Problem requirements
Write out each line in which the string "JSON" is present.
======== Task input
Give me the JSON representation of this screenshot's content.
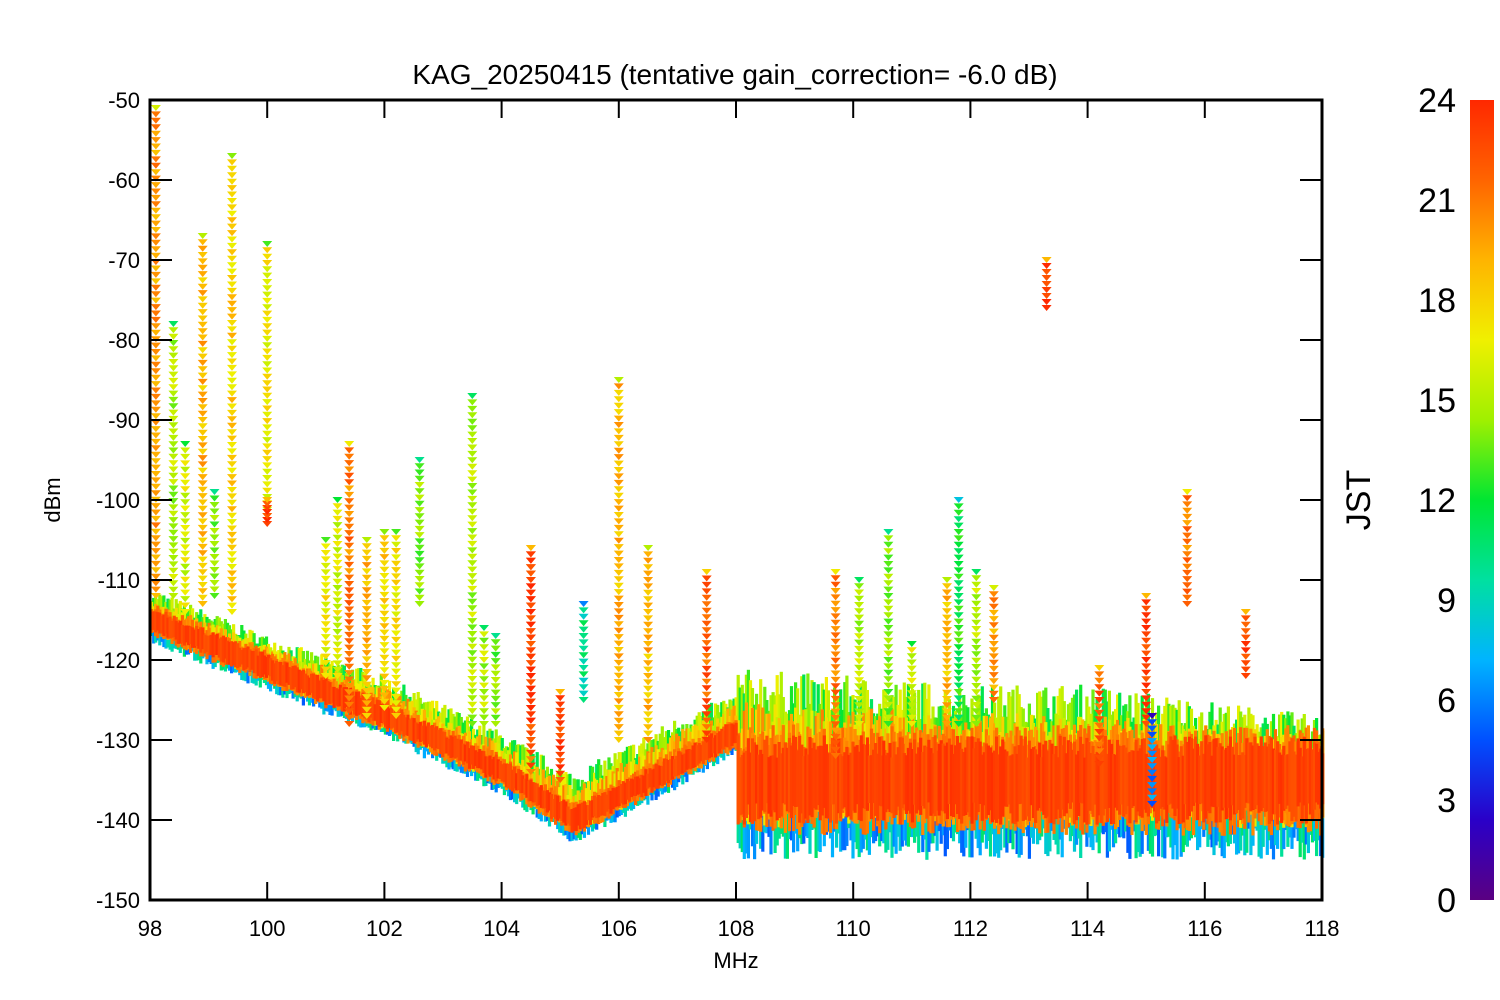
{
  "chart_data": {
    "type": "scatter",
    "title": "KAG_20250415 (tentative gain_correction= -6.0 dB)",
    "xlabel": "MHz",
    "ylabel": "dBm",
    "xlim": [
      98,
      118
    ],
    "ylim": [
      -150,
      -50
    ],
    "x_ticks": [
      "98",
      "100",
      "102",
      "104",
      "106",
      "108",
      "110",
      "112",
      "114",
      "116",
      "118"
    ],
    "y_ticks": [
      "-50",
      "-60",
      "-70",
      "-80",
      "-90",
      "-100",
      "-110",
      "-120",
      "-130",
      "-140",
      "-150"
    ],
    "colorbar": {
      "label": "JST",
      "range": [
        0,
        24
      ],
      "ticks": [
        "0",
        "3",
        "6",
        "9",
        "12",
        "15",
        "18",
        "21",
        "24"
      ],
      "colormap": [
        "#5a0082",
        "#2a00c8",
        "#0050ff",
        "#00b4ff",
        "#00e0a0",
        "#00e632",
        "#a0f000",
        "#f0f000",
        "#ffb400",
        "#ff6400",
        "#ff2800"
      ]
    },
    "noise_floor": {
      "x": [
        98,
        100,
        102,
        104,
        105.2,
        106,
        107,
        108,
        108.01,
        110,
        112,
        114,
        116,
        118
      ],
      "y": [
        -115,
        -121,
        -127,
        -134,
        -140,
        -137,
        -133,
        -129,
        -135,
        -135,
        -135,
        -135,
        -135,
        -135
      ],
      "spread_upper": [
        4,
        4,
        5,
        5,
        6,
        6,
        6,
        5,
        14,
        13,
        12,
        12,
        10,
        8
      ],
      "spread_lower": [
        3,
        3,
        3,
        3,
        3,
        3,
        3,
        3,
        10,
        10,
        10,
        10,
        10,
        10
      ]
    },
    "signals": [
      {
        "freq": 98.1,
        "top": -51,
        "bottom": -112,
        "color_hour": 20
      },
      {
        "freq": 98.4,
        "top": -78,
        "bottom": -112,
        "color_hour": 15
      },
      {
        "freq": 98.6,
        "top": -93,
        "bottom": -114,
        "color_hour": 16
      },
      {
        "freq": 98.9,
        "top": -67,
        "bottom": -113,
        "color_hour": 19
      },
      {
        "freq": 99.1,
        "top": -99,
        "bottom": -112,
        "color_hour": 14
      },
      {
        "freq": 99.4,
        "top": -57,
        "bottom": -114,
        "color_hour": 18
      },
      {
        "freq": 100.0,
        "top": -68,
        "bottom": -102,
        "color_hour": 17
      },
      {
        "freq": 100.0,
        "top": -100,
        "bottom": -103,
        "color_hour": 23
      },
      {
        "freq": 101.0,
        "top": -105,
        "bottom": -122,
        "color_hour": 17
      },
      {
        "freq": 101.2,
        "top": -100,
        "bottom": -122,
        "color_hour": 16
      },
      {
        "freq": 101.4,
        "top": -93,
        "bottom": -128,
        "color_hour": 21
      },
      {
        "freq": 101.7,
        "top": -105,
        "bottom": -127,
        "color_hour": 19
      },
      {
        "freq": 102.0,
        "top": -104,
        "bottom": -126,
        "color_hour": 18
      },
      {
        "freq": 102.2,
        "top": -104,
        "bottom": -127,
        "color_hour": 17
      },
      {
        "freq": 102.6,
        "top": -95,
        "bottom": -113,
        "color_hour": 14
      },
      {
        "freq": 103.5,
        "top": -87,
        "bottom": -128,
        "color_hour": 15
      },
      {
        "freq": 103.7,
        "top": -116,
        "bottom": -128,
        "color_hour": 15
      },
      {
        "freq": 103.9,
        "top": -117,
        "bottom": -128,
        "color_hour": 14
      },
      {
        "freq": 104.5,
        "top": -106,
        "bottom": -134,
        "color_hour": 22
      },
      {
        "freq": 104.5,
        "top": -106,
        "bottom": -130,
        "color_hour": 23
      },
      {
        "freq": 105.0,
        "top": -124,
        "bottom": -135,
        "color_hour": 23
      },
      {
        "freq": 105.4,
        "top": -113,
        "bottom": -125,
        "color_hour": 10
      },
      {
        "freq": 106.0,
        "top": -85,
        "bottom": -130,
        "color_hour": 19
      },
      {
        "freq": 106.5,
        "top": -106,
        "bottom": -130,
        "color_hour": 19
      },
      {
        "freq": 107.5,
        "top": -109,
        "bottom": -130,
        "color_hour": 22
      },
      {
        "freq": 109.7,
        "top": -109,
        "bottom": -132,
        "color_hour": 21
      },
      {
        "freq": 110.1,
        "top": -110,
        "bottom": -128,
        "color_hour": 15
      },
      {
        "freq": 110.6,
        "top": -104,
        "bottom": -128,
        "color_hour": 14
      },
      {
        "freq": 111.0,
        "top": -118,
        "bottom": -128,
        "color_hour": 16
      },
      {
        "freq": 111.6,
        "top": -110,
        "bottom": -128,
        "color_hour": 19
      },
      {
        "freq": 111.8,
        "top": -100,
        "bottom": -128,
        "color_hour": 12
      },
      {
        "freq": 112.1,
        "top": -109,
        "bottom": -128,
        "color_hour": 15
      },
      {
        "freq": 112.4,
        "top": -111,
        "bottom": -125,
        "color_hour": 20
      },
      {
        "freq": 113.3,
        "top": -70,
        "bottom": -76,
        "color_hour": 23
      },
      {
        "freq": 114.2,
        "top": -121,
        "bottom": -133,
        "color_hour": 22
      },
      {
        "freq": 115.0,
        "top": -112,
        "bottom": -128,
        "color_hour": 23
      },
      {
        "freq": 115.1,
        "top": -127,
        "bottom": -138,
        "color_hour": 6
      },
      {
        "freq": 115.7,
        "top": -99,
        "bottom": -113,
        "color_hour": 21
      },
      {
        "freq": 116.7,
        "top": -114,
        "bottom": -122,
        "color_hour": 23
      }
    ]
  }
}
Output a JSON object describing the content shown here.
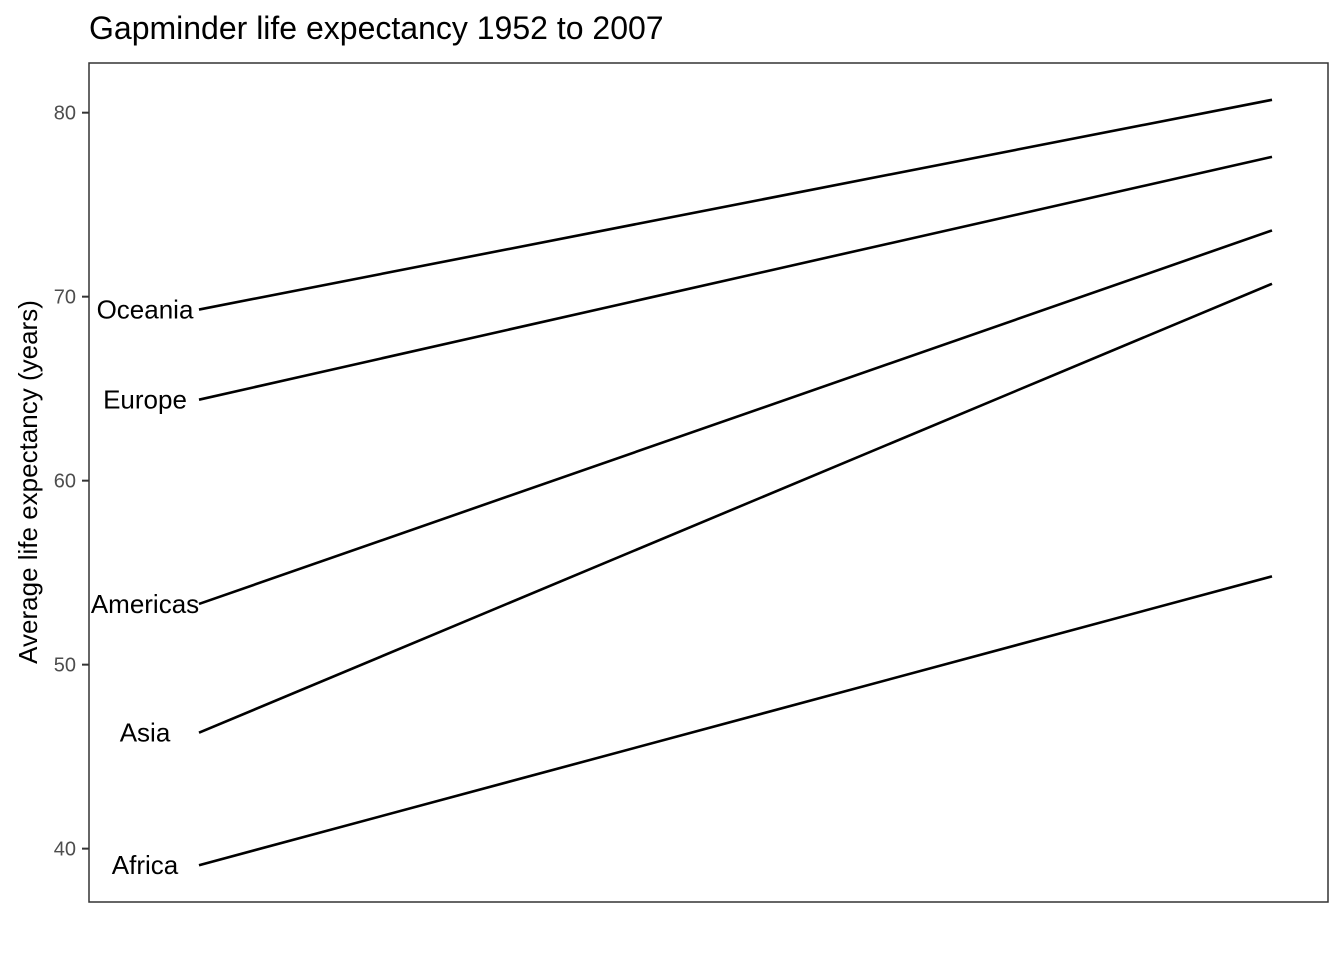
{
  "chart_data": {
    "type": "line",
    "title": "Gapminder life expectancy 1952 to 2007",
    "xlabel": "",
    "ylabel": "Average life expectancy (years)",
    "x": [
      1952,
      2007
    ],
    "ylim": [
      37.1,
      82.7
    ],
    "yticks": [
      40,
      50,
      60,
      70,
      80
    ],
    "ytick_labels": [
      "40",
      "50",
      "60",
      "70",
      "80"
    ],
    "grid": false,
    "legend": "none",
    "series": [
      {
        "name": "Africa",
        "values": [
          39.1,
          54.8
        ]
      },
      {
        "name": "Americas",
        "values": [
          53.3,
          73.6
        ]
      },
      {
        "name": "Asia",
        "values": [
          46.3,
          70.7
        ]
      },
      {
        "name": "Europe",
        "values": [
          64.4,
          77.6
        ]
      },
      {
        "name": "Oceania",
        "values": [
          69.3,
          80.7
        ]
      }
    ],
    "line_color": "#000000"
  }
}
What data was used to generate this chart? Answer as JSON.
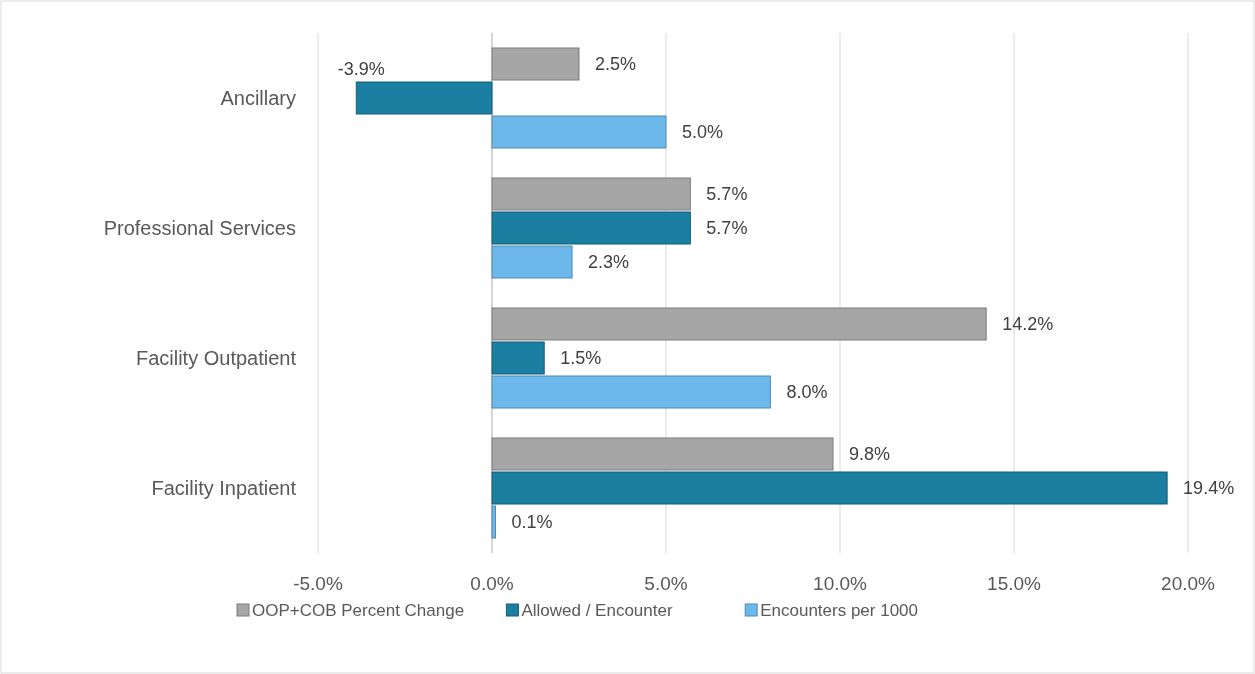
{
  "chart_data": {
    "type": "bar",
    "orientation": "horizontal",
    "categories": [
      "Ancillary",
      "Professional Services",
      "Facility Outpatient",
      "Facility Inpatient"
    ],
    "series": [
      {
        "name": "OOP+COB Percent Change",
        "color": "#a6a6a6",
        "values": [
          2.5,
          5.7,
          14.2,
          9.8
        ],
        "value_labels": [
          "2.5%",
          "5.7%",
          "14.2%",
          "9.8%"
        ]
      },
      {
        "name": "Allowed / Encounter",
        "color": "#1a7fa0",
        "values": [
          -3.9,
          5.7,
          1.5,
          19.4
        ],
        "value_labels": [
          "-3.9%",
          "5.7%",
          "1.5%",
          "19.4%"
        ]
      },
      {
        "name": "Encounters per 1000",
        "color": "#6cb8ea",
        "values": [
          5.0,
          2.3,
          8.0,
          0.1
        ],
        "value_labels": [
          "5.0%",
          "2.3%",
          "8.0%",
          "0.1%"
        ]
      }
    ],
    "xlim": [
      -5,
      20
    ],
    "xticks": [
      {
        "value": -5,
        "label": "-5.0%"
      },
      {
        "value": 0,
        "label": "0.0%"
      },
      {
        "value": 5,
        "label": "5.0%"
      },
      {
        "value": 10,
        "label": "10.0%"
      },
      {
        "value": 15,
        "label": "15.0%"
      },
      {
        "value": 20,
        "label": "20.0%"
      }
    ],
    "grid": "x",
    "legend": "bottom"
  }
}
================
Solved exercise
Give me the JSON representation of this screenshot's content.
Output a JSON object describing the content shown here.
What data was used to generate this chart? Answer as JSON.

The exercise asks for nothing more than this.